Stored data:
----

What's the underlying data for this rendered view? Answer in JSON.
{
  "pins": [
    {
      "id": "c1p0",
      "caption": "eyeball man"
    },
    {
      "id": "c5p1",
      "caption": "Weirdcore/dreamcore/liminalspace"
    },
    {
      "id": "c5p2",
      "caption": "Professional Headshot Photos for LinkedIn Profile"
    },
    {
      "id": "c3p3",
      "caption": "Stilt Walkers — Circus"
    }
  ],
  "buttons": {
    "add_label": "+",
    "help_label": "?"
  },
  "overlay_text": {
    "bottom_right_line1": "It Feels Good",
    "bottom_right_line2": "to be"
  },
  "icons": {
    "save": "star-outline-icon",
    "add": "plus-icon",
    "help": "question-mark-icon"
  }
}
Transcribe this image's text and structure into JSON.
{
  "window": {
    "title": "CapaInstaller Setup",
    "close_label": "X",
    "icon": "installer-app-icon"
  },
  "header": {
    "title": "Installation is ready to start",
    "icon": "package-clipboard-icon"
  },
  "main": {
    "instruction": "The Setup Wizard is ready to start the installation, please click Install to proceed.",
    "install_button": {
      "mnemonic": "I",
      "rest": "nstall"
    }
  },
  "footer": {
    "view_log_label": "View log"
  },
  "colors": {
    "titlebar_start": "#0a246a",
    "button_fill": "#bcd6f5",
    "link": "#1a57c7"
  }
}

----

Identify and copy all lines with the word "ready".

Result of the exercise:
    "title": "Installation is ready to start",
    "instruction": "The Setup Wizard is ready to start the installation, please click Install to proceed.",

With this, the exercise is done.